### Aim of the task
Your task is to repeat all of the data exactly while excluding the pictures.

Saved entries

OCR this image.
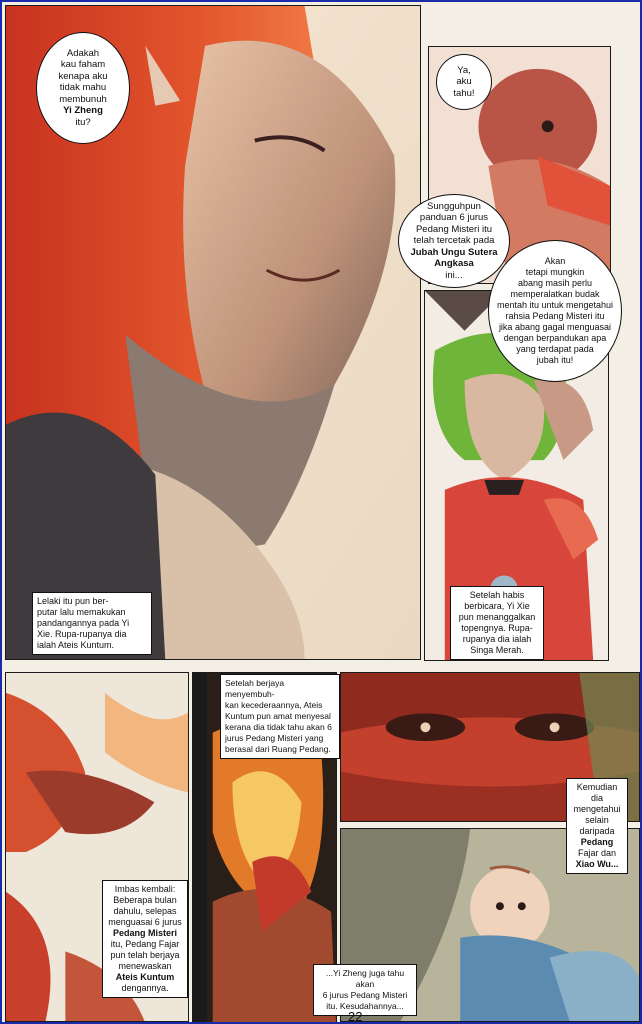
Adakah
kau faham
kenapa aku
tidak mahu
membunuh
Yi Zheng
itu?
Ya,
aku
tahu!
Sungguhpun
panduan 6 jurus
Pedang Misteri itu
telah tercetak pada
Jubah Ungu Sutera
Angkasa
ini...
Akan
tetapi mungkin
abang masih perlu
memperalatkan budak
mentah itu untuk mengetahui
rahsia Pedang Misteri itu
jika abang gagal menguasai
dengan berpandukan apa
yang terdapat pada
jubah itu!
Lelaki itu pun ber-
putar lalu memakukan
pandangannya pada Yi
Xie. Rupa-rupanya dia
ialah Ateis Kuntum.
Setelah habis
berbicara, Yi Xie
pun menanggalkan
topengnya. Rupa-
rupanya dia ialah
Singa Merah.
Setelah berjaya menyembuh-
kan kecederaannya, Ateis
Kuntum pun amat menyesal
kerana dia tidak tahu akan 6
jurus Pedang Misteri yang
berasal dari Ruang Pedang.
Kemudian dia
mengetahui
selain
daripada
Pedang
Fajar dan
Xiao Wu...
Imbas kembali:
Beberapa bulan
dahulu, selepas
menguasai 6 jurus
Pedang Misteri
itu, Pedang Fajar
pun telah berjaya
menewaskan
Ateis Kuntum
dengannya.
...Yi Zheng juga tahu akan
6 jurus Pedang Misteri
itu. Kesudahannya...
22
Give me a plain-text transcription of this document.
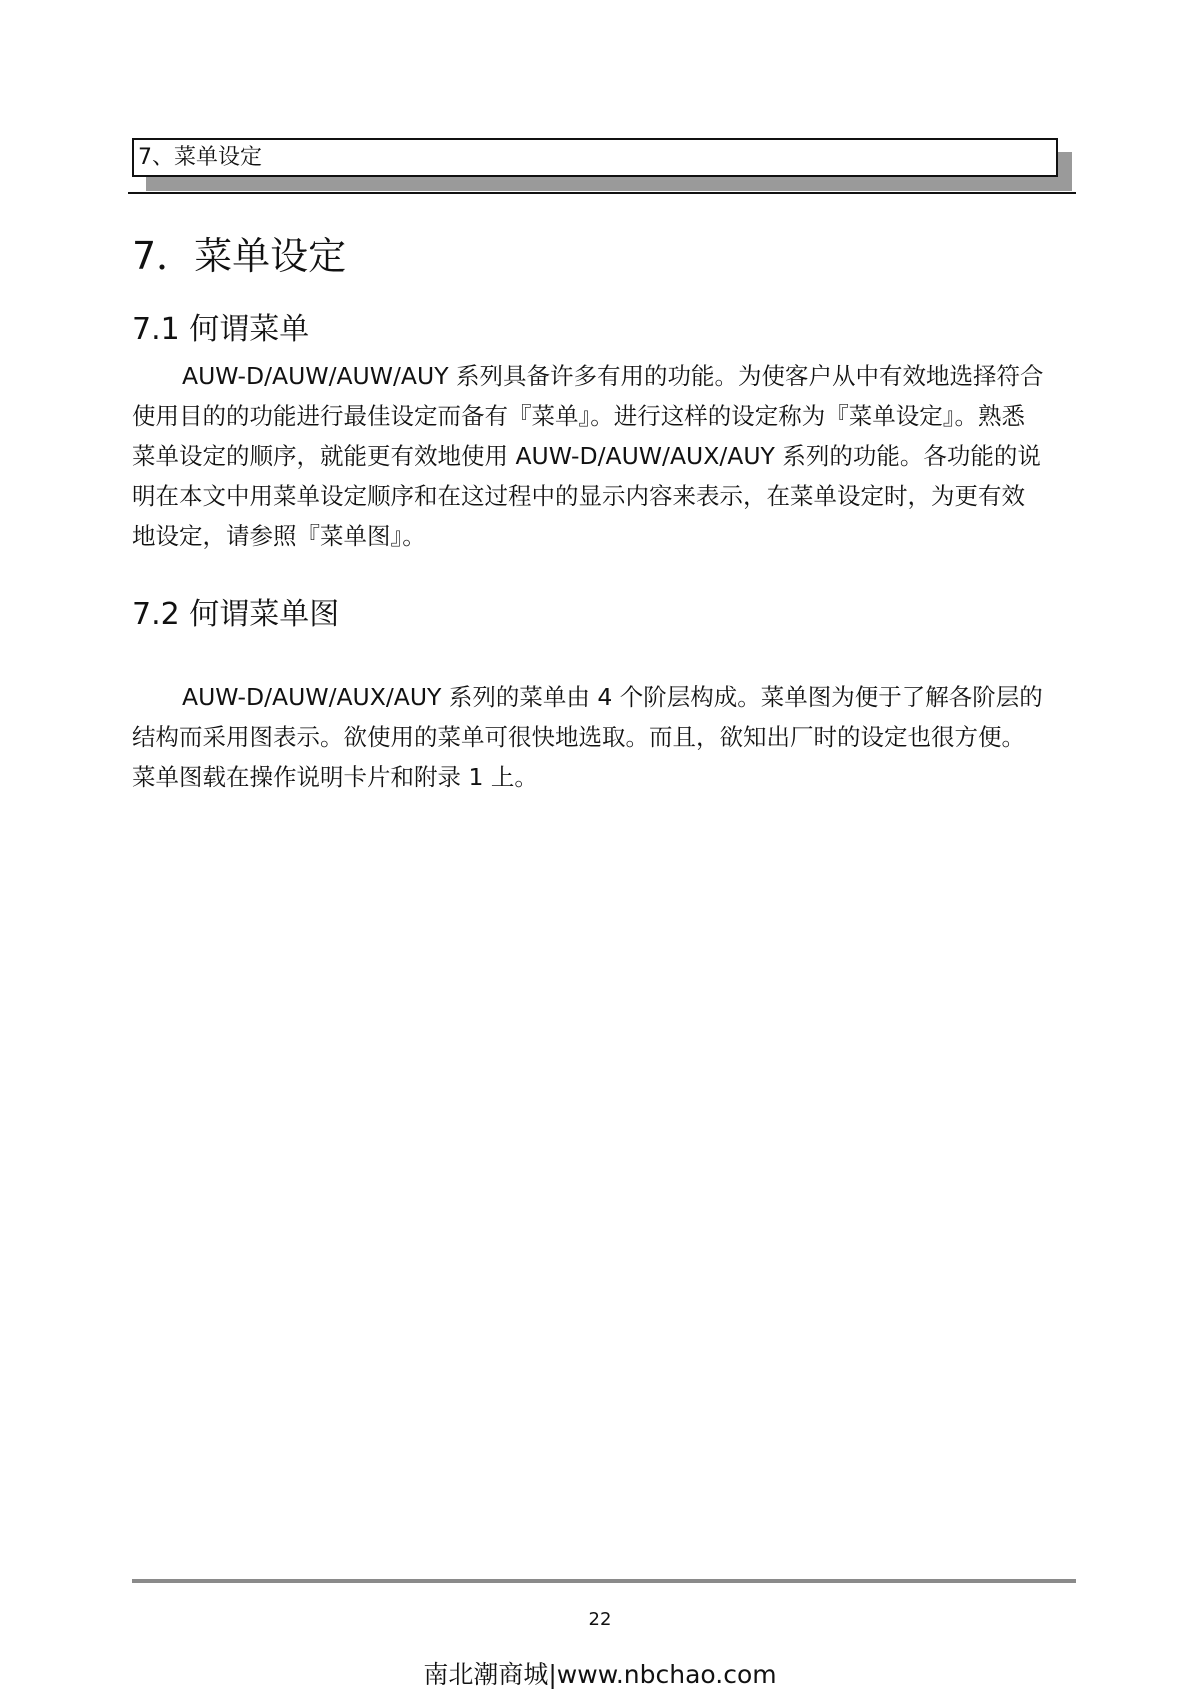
7、菜单设定
7．菜单设定
7.1 何谓菜单
AUW-D/AUW/AUW/AUY 系列具备许多有用的功能。为使客户从中有效地选择符合
使用目的的功能进行最佳设定而备有『菜单』。进行这样的设定称为『菜单设定』。熟悉
菜单设定的顺序，就能更有效地使用 AUW-D/AUW/AUX/AUY 系列的功能。各功能的说
明在本文中用菜单设定顺序和在这过程中的显示内容来表示，在菜单设定时，为更有效
地设定，请参照『菜单图』。
7.2 何谓菜单图
AUW-D/AUW/AUX/AUY 系列的菜单由 4 个阶层构成。菜单图为便于了解各阶层的
结构而采用图表示。欲使用的菜单可很快地选取。而且，欲知出厂时的设定也很方便。
菜单图载在操作说明卡片和附录 1 上。
22
南北潮商城|www.nbchao.com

### Written response
OCR this image.
Adakah
kau faham
kenapa aku
tidak mahu
membunuh
Yi Zheng
itu?
Ya,
aku
tahu!
Sungguhpun
panduan 6 jurus
Pedang Misteri itu
telah tercetak pada
Jubah Ungu Sutera
Angkasa
ini...
Akan
tetapi mungkin
abang masih perlu
memperalatkan budak
mentah itu untuk mengetahui
rahsia Pedang Misteri itu
jika abang gagal menguasai
dengan berpandukan apa
yang terdapat pada
jubah itu!
Lelaki itu pun ber-
putar lalu memakukan
pandangannya pada Yi
Xie. Rupa-rupanya dia
ialah Ateis Kuntum.
Setelah habis
berbicara, Yi Xie
pun menanggalkan
topengnya. Rupa-
rupanya dia ialah
Singa Merah.
Setelah berjaya menyembuh-
kan kecederaannya, Ateis
Kuntum pun amat menyesal
kerana dia tidak tahu akan 6
jurus Pedang Misteri yang
berasal dari Ruang Pedang.
Kemudian dia
mengetahui
selain
daripada
Pedang
Fajar dan
Xiao Wu...
Imbas kembali:
Beberapa bulan
dahulu, selepas
menguasai 6 jurus
Pedang Misteri
itu, Pedang Fajar
pun telah berjaya
menewaskan
Ateis Kuntum
dengannya.
...Yi Zheng juga tahu akan
6 jurus Pedang Misteri
itu. Kesudahannya...
22
Give me a plain-text transcription of this document.
7、菜单设定
7．菜单设定
7.1 何谓菜单
AUW-D/AUW/AUW/AUY 系列具备许多有用的功能。为使客户从中有效地选择符合
使用目的的功能进行最佳设定而备有『菜单』。进行这样的设定称为『菜单设定』。熟悉
菜单设定的顺序，就能更有效地使用 AUW-D/AUW/AUX/AUY 系列的功能。各功能的说
明在本文中用菜单设定顺序和在这过程中的显示内容来表示，在菜单设定时，为更有效
地设定，请参照『菜单图』。
7.2 何谓菜单图
AUW-D/AUW/AUX/AUY 系列的菜单由 4 个阶层构成。菜单图为便于了解各阶层的
结构而采用图表示。欲使用的菜单可很快地选取。而且，欲知出厂时的设定也很方便。
菜单图载在操作说明卡片和附录 1 上。
22
南北潮商城|www.nbchao.com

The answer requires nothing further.